Source data
<<<<

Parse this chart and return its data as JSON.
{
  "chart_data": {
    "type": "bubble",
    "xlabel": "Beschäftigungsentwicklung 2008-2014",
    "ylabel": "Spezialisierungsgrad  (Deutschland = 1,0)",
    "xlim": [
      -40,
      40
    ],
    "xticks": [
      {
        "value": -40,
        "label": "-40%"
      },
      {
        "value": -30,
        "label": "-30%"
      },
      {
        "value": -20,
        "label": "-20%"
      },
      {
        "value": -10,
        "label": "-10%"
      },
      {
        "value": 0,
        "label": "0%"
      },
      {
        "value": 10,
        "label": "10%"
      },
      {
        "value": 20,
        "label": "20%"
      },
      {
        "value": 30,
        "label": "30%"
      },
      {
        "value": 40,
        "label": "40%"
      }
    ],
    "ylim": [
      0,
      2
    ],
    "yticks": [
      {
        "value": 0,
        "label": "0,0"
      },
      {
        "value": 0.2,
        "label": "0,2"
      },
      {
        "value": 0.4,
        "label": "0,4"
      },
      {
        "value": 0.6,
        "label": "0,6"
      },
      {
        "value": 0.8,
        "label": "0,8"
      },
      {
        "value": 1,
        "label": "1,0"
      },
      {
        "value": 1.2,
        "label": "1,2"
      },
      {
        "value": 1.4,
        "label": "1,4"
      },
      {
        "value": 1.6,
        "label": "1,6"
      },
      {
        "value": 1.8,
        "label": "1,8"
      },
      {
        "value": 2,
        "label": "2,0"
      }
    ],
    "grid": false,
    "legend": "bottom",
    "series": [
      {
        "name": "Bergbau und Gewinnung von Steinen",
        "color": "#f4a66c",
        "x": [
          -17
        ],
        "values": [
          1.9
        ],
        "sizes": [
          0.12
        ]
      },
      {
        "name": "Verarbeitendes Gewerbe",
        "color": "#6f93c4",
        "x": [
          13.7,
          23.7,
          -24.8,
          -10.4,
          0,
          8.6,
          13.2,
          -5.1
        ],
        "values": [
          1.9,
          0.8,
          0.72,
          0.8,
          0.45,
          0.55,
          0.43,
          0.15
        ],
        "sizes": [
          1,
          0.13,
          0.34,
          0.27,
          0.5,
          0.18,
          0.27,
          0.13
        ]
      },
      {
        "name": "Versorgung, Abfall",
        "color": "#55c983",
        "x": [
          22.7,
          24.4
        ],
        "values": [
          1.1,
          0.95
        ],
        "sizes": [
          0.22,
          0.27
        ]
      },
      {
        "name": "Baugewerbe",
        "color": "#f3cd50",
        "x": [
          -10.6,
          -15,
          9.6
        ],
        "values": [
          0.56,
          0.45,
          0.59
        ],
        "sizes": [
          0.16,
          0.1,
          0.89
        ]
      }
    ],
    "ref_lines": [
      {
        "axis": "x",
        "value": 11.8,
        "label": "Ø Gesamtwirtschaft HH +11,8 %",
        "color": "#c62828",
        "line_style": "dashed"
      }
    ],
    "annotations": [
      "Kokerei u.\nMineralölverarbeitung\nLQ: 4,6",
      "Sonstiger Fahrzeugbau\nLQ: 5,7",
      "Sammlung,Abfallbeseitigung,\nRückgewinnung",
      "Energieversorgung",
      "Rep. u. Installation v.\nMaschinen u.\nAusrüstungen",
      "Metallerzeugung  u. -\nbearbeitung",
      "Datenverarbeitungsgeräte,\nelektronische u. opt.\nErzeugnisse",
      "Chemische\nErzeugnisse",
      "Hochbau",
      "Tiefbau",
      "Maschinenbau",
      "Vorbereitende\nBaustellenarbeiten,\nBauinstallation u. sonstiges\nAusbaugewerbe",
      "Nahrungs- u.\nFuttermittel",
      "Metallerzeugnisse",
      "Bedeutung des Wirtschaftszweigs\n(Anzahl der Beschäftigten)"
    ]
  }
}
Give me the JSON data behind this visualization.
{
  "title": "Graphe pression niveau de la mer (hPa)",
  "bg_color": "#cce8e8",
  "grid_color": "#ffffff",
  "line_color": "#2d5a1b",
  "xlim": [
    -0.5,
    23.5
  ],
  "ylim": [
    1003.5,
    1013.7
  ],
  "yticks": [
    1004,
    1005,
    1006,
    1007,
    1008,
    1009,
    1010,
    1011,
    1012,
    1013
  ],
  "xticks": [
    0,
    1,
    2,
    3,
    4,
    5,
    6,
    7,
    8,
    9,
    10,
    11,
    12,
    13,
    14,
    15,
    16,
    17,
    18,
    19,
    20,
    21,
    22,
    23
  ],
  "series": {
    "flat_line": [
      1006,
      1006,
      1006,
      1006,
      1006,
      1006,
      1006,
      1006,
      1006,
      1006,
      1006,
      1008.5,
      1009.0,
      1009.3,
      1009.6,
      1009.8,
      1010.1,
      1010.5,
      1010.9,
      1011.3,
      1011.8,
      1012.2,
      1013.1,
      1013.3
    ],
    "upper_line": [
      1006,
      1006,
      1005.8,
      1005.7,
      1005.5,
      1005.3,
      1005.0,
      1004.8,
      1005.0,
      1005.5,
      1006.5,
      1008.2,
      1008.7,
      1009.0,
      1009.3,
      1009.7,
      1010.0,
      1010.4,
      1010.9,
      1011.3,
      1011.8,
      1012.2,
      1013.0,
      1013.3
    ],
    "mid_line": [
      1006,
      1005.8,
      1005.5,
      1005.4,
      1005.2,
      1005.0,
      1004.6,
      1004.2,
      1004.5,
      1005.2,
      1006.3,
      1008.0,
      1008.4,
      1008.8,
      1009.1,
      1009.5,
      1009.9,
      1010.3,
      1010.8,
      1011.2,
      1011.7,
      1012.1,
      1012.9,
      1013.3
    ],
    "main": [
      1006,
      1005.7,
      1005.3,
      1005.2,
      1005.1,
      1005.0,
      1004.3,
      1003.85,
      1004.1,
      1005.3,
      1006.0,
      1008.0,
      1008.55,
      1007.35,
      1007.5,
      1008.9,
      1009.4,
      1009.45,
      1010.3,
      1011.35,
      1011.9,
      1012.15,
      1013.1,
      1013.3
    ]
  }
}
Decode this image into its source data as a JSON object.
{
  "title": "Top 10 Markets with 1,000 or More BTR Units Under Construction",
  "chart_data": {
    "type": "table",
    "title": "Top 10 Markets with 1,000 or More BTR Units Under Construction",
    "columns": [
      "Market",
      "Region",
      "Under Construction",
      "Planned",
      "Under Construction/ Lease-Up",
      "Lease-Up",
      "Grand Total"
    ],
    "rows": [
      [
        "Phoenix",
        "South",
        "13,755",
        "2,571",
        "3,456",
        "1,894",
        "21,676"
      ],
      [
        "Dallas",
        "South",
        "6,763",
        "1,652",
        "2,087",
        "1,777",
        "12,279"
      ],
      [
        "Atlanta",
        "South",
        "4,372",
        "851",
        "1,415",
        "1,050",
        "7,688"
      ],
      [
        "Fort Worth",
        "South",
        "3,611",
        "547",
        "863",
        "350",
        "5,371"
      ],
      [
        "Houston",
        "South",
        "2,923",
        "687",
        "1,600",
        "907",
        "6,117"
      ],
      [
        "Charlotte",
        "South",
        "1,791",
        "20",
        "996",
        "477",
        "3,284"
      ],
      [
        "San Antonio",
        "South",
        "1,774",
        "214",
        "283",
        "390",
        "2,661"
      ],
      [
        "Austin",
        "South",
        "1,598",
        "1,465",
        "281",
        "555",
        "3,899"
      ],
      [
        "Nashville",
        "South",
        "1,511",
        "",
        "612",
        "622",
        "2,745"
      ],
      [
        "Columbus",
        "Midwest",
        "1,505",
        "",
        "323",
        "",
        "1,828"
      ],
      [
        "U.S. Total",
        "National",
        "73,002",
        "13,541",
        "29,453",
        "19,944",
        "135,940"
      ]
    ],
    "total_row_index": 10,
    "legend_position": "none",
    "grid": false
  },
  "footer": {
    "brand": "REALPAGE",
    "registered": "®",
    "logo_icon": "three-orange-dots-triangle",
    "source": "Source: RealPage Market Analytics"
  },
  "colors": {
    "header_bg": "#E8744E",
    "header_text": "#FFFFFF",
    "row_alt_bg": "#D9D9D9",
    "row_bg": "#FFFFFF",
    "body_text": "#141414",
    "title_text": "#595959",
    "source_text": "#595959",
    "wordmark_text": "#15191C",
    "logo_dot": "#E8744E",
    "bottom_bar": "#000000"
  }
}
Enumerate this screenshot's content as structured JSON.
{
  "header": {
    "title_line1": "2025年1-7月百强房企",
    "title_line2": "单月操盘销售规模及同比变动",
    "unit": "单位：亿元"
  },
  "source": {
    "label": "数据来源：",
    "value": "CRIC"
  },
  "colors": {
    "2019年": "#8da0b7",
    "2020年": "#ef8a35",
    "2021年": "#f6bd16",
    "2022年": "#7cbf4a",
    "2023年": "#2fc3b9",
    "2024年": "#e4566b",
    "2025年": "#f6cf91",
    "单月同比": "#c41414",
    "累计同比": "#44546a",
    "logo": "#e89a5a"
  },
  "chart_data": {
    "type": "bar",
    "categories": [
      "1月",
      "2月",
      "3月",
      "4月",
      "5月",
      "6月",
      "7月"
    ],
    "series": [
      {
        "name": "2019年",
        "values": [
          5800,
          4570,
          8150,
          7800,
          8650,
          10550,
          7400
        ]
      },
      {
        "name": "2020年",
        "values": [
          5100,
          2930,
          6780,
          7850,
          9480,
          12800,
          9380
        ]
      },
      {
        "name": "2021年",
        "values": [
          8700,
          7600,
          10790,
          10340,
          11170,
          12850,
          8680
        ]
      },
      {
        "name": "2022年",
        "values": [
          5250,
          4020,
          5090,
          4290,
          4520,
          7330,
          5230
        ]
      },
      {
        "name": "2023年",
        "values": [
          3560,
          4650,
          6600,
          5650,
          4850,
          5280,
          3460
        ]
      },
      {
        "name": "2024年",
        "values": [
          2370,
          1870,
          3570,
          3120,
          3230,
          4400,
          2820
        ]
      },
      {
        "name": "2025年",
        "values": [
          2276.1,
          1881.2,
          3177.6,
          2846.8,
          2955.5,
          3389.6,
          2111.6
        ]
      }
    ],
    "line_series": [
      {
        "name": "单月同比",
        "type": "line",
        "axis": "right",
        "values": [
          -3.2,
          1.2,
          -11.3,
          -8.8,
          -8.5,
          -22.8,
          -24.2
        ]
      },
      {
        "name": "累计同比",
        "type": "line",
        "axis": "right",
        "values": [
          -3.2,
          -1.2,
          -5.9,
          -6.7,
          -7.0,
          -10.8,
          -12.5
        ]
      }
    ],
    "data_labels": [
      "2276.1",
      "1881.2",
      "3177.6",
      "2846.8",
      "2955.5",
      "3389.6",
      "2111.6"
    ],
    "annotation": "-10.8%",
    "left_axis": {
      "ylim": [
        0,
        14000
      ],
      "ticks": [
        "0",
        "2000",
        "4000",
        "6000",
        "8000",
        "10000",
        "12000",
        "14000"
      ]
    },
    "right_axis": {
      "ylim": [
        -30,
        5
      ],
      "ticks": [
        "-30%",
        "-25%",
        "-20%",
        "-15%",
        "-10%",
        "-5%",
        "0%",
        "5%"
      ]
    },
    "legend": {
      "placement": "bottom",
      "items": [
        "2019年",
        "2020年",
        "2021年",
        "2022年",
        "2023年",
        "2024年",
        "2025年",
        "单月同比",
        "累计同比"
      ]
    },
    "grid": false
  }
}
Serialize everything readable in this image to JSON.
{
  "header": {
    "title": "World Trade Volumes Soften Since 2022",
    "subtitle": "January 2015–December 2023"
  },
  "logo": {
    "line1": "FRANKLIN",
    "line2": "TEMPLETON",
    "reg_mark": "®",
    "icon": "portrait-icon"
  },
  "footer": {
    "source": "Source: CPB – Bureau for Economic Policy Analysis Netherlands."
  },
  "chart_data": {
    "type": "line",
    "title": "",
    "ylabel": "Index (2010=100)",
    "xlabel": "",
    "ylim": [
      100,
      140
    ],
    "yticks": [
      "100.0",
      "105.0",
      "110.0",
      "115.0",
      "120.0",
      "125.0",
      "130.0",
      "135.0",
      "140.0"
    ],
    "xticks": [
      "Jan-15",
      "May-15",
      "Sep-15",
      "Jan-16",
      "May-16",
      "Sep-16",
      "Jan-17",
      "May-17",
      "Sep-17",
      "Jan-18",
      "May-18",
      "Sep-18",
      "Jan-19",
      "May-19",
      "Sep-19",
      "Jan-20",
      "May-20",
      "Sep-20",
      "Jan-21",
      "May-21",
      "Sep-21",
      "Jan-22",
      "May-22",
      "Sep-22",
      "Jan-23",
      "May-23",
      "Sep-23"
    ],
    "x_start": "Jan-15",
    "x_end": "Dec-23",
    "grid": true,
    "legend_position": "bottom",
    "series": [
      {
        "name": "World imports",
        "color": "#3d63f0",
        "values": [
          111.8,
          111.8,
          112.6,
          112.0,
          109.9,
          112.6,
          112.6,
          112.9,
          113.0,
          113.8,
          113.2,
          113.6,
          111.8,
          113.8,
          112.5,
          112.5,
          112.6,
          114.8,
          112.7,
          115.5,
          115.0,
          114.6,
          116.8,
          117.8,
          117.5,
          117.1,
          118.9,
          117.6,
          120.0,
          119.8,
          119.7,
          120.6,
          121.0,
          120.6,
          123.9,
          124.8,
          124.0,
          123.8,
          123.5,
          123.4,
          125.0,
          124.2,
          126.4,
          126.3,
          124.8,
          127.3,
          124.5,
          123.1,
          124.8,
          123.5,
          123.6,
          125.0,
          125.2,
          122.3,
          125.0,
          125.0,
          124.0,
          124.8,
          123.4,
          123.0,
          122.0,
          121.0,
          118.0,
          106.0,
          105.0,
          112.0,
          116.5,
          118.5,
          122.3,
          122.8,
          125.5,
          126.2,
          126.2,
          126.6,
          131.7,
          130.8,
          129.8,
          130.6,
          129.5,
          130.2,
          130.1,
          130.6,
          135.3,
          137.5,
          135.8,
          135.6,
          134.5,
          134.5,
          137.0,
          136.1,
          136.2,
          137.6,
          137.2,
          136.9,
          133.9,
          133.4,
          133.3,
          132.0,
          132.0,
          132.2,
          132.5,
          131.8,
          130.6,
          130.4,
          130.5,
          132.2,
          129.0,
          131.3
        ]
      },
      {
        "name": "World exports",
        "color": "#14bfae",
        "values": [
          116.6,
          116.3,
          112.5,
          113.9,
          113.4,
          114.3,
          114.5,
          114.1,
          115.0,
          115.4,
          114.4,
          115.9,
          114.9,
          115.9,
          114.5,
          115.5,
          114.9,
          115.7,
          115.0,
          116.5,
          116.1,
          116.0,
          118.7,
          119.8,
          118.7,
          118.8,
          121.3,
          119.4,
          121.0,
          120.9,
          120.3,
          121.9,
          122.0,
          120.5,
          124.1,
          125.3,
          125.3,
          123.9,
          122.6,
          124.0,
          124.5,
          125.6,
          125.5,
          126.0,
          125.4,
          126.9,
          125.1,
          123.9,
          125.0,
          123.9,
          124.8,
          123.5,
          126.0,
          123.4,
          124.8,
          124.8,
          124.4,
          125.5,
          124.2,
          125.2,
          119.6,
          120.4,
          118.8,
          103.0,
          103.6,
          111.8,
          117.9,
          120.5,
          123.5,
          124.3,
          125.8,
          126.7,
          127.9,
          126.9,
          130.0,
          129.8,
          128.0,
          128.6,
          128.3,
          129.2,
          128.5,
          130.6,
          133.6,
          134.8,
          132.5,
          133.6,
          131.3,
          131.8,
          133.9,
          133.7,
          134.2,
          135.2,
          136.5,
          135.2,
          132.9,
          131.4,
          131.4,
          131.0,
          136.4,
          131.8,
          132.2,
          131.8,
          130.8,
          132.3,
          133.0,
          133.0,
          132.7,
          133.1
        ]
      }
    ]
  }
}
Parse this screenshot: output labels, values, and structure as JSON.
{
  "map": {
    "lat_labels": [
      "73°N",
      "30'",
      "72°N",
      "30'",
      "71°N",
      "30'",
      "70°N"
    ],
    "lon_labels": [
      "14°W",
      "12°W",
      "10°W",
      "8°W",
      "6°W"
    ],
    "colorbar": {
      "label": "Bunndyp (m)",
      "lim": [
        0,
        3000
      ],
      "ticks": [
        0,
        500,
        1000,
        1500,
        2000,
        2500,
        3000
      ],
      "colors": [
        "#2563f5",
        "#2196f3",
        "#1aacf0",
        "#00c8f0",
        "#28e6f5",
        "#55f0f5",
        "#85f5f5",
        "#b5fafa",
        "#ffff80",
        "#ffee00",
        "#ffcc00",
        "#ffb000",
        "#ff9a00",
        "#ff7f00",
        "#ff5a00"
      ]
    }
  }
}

>>>>

What to produce - Copy each line above that contains the string "Under".

Exercise result -
  "title": "Top 10 Markets with 1,000 or More BTR Units Under Construction",
    "title": "Top 10 Markets with 1,000 or More BTR Units Under Construction",
      "Under Construction",
      "Under Construction/ Lease-Up",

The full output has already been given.